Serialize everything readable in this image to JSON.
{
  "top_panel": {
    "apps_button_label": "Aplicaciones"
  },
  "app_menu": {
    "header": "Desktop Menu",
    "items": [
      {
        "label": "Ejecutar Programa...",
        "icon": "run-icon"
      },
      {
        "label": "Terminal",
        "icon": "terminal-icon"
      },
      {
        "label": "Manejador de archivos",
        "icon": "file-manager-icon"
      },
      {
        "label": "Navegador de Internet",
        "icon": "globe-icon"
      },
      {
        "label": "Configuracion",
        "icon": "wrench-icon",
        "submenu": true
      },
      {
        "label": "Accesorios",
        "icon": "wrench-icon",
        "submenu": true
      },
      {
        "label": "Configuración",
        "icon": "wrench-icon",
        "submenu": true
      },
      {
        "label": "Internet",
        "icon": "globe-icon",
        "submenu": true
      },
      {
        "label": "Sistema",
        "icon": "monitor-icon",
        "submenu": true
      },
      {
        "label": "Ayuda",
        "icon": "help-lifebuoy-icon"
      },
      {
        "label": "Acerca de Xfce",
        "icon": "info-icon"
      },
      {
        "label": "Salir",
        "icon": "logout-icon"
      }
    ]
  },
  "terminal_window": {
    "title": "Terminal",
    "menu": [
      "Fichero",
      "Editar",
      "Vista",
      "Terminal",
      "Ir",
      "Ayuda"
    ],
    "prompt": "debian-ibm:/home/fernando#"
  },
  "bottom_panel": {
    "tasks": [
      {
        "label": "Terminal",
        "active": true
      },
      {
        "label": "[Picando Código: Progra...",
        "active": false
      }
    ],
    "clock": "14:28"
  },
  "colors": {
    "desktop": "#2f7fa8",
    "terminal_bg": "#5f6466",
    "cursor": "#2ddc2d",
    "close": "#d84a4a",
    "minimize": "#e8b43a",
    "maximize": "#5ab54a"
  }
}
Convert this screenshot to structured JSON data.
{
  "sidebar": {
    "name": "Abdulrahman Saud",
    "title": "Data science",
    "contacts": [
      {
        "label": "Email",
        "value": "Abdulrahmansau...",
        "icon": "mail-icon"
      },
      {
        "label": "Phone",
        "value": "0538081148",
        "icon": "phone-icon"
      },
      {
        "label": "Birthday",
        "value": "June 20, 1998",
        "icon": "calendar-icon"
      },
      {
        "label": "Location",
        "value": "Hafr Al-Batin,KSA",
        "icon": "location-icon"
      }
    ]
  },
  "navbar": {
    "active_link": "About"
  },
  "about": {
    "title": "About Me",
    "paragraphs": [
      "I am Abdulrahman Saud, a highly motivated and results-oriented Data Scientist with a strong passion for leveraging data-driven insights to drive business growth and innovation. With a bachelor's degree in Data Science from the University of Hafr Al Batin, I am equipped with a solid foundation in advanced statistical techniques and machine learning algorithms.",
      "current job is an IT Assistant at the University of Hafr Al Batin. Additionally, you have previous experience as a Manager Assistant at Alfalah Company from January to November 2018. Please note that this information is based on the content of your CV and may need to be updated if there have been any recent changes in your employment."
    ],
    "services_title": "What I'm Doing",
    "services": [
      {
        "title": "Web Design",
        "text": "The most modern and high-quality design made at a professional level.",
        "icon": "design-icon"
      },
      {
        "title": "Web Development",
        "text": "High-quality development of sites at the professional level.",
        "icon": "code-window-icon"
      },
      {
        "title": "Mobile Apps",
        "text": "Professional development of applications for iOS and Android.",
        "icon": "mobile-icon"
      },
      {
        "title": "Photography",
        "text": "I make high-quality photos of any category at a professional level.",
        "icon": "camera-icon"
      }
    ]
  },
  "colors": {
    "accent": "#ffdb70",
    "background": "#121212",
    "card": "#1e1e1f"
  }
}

---*---

Goal: Extract each entry in full and write it down exactly.

Solution to this problem:
Serialize everything readable in this image to JSON.
{
  "top_panel": {
    "apps_button_label": "Aplicaciones"
  },
  "app_menu": {
    "header": "Desktop Menu",
    "items": [
      {
        "label": "Ejecutar Programa...",
        "icon": "run-icon"
      },
      {
        "label": "Terminal",
        "icon": "terminal-icon"
      },
      {
        "label": "Manejador de archivos",
        "icon": "file-manager-icon"
      },
      {
        "label": "Navegador de Internet",
        "icon": "globe-icon"
      },
      {
        "label": "Configuracion",
        "icon": "wrench-icon",
        "submenu": true
      },
      {
        "label": "Accesorios",
        "icon": "wrench-icon",
        "submenu": true
      },
      {
        "label": "Configuración",
        "icon": "wrench-icon",
        "submenu": true
      },
      {
        "label": "Internet",
        "icon": "globe-icon",
        "submenu": true
      },
      {
        "label": "Sistema",
        "icon": "monitor-icon",
        "submenu": true
      },
      {
        "label": "Ayuda",
        "icon": "help-lifebuoy-icon"
      },
      {
        "label": "Acerca de Xfce",
        "icon": "info-icon"
      },
      {
        "label": "Salir",
        "icon": "logout-icon"
      }
    ]
  },
  "terminal_window": {
    "title": "Terminal",
    "menu": [
      "Fichero",
      "Editar",
      "Vista",
      "Terminal",
      "Ir",
      "Ayuda"
    ],
    "prompt": "debian-ibm:/home/fernando#"
  },
  "bottom_panel": {
    "tasks": [
      {
        "label": "Terminal",
        "active": true
      },
      {
        "label": "[Picando Código: Progra...",
        "active": false
      }
    ],
    "clock": "14:28"
  },
  "colors": {
    "desktop": "#2f7fa8",
    "terminal_bg": "#5f6466",
    "cursor": "#2ddc2d",
    "close": "#d84a4a",
    "minimize": "#e8b43a",
    "maximize": "#5ab54a"
  }
}
Convert this screenshot to structured JSON data.
{
  "sidebar": {
    "name": "Abdulrahman Saud",
    "title": "Data science",
    "contacts": [
      {
        "label": "Email",
        "value": "Abdulrahmansau...",
        "icon": "mail-icon"
      },
      {
        "label": "Phone",
        "value": "0538081148",
        "icon": "phone-icon"
      },
      {
        "label": "Birthday",
        "value": "June 20, 1998",
        "icon": "calendar-icon"
      },
      {
        "label": "Location",
        "value": "Hafr Al-Batin,KSA",
        "icon": "location-icon"
      }
    ]
  },
  "navbar": {
    "active_link": "About"
  },
  "about": {
    "title": "About Me",
    "paragraphs": [
      "I am Abdulrahman Saud, a highly motivated and results-oriented Data Scientist with a strong passion for leveraging data-driven insights to drive business growth and innovation. With a bachelor's degree in Data Science from the University of Hafr Al Batin, I am equipped with a solid foundation in advanced statistical techniques and machine learning algorithms.",
      "current job is an IT Assistant at the University of Hafr Al Batin. Additionally, you have previous experience as a Manager Assistant at Alfalah Company from January to November 2018. Please note that this information is based on the content of your CV and may need to be updated if there have been any recent changes in your employment."
    ],
    "services_title": "What I'm Doing",
    "services": [
      {
        "title": "Web Design",
        "text": "The most modern and high-quality design made at a professional level.",
        "icon": "design-icon"
      },
      {
        "title": "Web Development",
        "text": "High-quality development of sites at the professional level.",
        "icon": "code-window-icon"
      },
      {
        "title": "Mobile Apps",
        "text": "Professional development of applications for iOS and Android.",
        "icon": "mobile-icon"
      },
      {
        "title": "Photography",
        "text": "I make high-quality photos of any category at a professional level.",
        "icon": "camera-icon"
      }
    ]
  },
  "colors": {
    "accent": "#ffdb70",
    "background": "#121212",
    "card": "#1e1e1f"
  }
}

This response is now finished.